>> BEGIN DATA EXTRACT

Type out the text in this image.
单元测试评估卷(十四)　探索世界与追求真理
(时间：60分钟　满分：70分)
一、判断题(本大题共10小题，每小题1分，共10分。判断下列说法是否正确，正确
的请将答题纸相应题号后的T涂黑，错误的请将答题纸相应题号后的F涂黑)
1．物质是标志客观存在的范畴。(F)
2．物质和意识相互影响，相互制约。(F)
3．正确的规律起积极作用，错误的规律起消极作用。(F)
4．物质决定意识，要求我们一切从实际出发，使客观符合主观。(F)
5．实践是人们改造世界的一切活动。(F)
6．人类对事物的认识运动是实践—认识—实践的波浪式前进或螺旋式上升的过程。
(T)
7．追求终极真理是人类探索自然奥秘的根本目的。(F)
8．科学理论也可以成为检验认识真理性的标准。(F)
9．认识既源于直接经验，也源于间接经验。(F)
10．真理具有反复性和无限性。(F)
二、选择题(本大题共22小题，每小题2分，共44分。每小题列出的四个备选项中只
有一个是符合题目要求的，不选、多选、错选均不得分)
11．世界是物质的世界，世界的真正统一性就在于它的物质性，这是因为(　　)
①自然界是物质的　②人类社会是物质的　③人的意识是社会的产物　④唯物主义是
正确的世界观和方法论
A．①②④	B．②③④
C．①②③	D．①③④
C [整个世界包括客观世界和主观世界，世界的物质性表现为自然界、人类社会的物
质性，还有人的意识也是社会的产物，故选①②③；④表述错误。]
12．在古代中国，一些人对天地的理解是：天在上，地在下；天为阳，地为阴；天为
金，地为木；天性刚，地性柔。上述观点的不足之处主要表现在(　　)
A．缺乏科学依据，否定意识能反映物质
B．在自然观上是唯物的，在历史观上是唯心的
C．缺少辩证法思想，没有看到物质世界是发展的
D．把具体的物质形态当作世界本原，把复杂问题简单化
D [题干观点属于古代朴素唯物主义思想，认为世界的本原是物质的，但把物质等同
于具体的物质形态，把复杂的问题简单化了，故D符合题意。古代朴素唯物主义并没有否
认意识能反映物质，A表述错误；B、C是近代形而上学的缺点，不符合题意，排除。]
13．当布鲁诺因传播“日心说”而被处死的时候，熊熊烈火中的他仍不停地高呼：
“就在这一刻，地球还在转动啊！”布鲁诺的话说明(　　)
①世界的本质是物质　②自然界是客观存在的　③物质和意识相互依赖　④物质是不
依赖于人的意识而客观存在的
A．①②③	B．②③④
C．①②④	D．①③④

>> END DATA EXTRACT

▸ REQUEST: Extract the complete set of records unchanged.

▸ RESULT OF THE TASK:
Type out the text in this image.
单元测试评估卷(十四)　探索世界与追求真理
(时间：60分钟　满分：70分)
一、判断题(本大题共10小题，每小题1分，共10分。判断下列说法是否正确，正确
的请将答题纸相应题号后的T涂黑，错误的请将答题纸相应题号后的F涂黑)
1．物质是标志客观存在的范畴。(F)
2．物质和意识相互影响，相互制约。(F)
3．正确的规律起积极作用，错误的规律起消极作用。(F)
4．物质决定意识，要求我们一切从实际出发，使客观符合主观。(F)
5．实践是人们改造世界的一切活动。(F)
6．人类对事物的认识运动是实践—认识—实践的波浪式前进或螺旋式上升的过程。
(T)
7．追求终极真理是人类探索自然奥秘的根本目的。(F)
8．科学理论也可以成为检验认识真理性的标准。(F)
9．认识既源于直接经验，也源于间接经验。(F)
10．真理具有反复性和无限性。(F)
二、选择题(本大题共22小题，每小题2分，共44分。每小题列出的四个备选项中只
有一个是符合题目要求的，不选、多选、错选均不得分)
11．世界是物质的世界，世界的真正统一性就在于它的物质性，这是因为(　　)
①自然界是物质的　②人类社会是物质的　③人的意识是社会的产物　④唯物主义是
正确的世界观和方法论
A．①②④	B．②③④
C．①②③	D．①③④
C [整个世界包括客观世界和主观世界，世界的物质性表现为自然界、人类社会的物
质性，还有人的意识也是社会的产物，故选①②③；④表述错误。]
12．在古代中国，一些人对天地的理解是：天在上，地在下；天为阳，地为阴；天为
金，地为木；天性刚，地性柔。上述观点的不足之处主要表现在(　　)
A．缺乏科学依据，否定意识能反映物质
B．在自然观上是唯物的，在历史观上是唯心的
C．缺少辩证法思想，没有看到物质世界是发展的
D．把具体的物质形态当作世界本原，把复杂问题简单化
D [题干观点属于古代朴素唯物主义思想，认为世界的本原是物质的，但把物质等同
于具体的物质形态，把复杂的问题简单化了，故D符合题意。古代朴素唯物主义并没有否
认意识能反映物质，A表述错误；B、C是近代形而上学的缺点，不符合题意，排除。]
13．当布鲁诺因传播“日心说”而被处死的时候，熊熊烈火中的他仍不停地高呼：
“就在这一刻，地球还在转动啊！”布鲁诺的话说明(　　)
①世界的本质是物质　②自然界是客观存在的　③物质和意识相互依赖　④物质是不
依赖于人的意识而客观存在的
A．①②③	B．②③④
C．①②④	D．①③④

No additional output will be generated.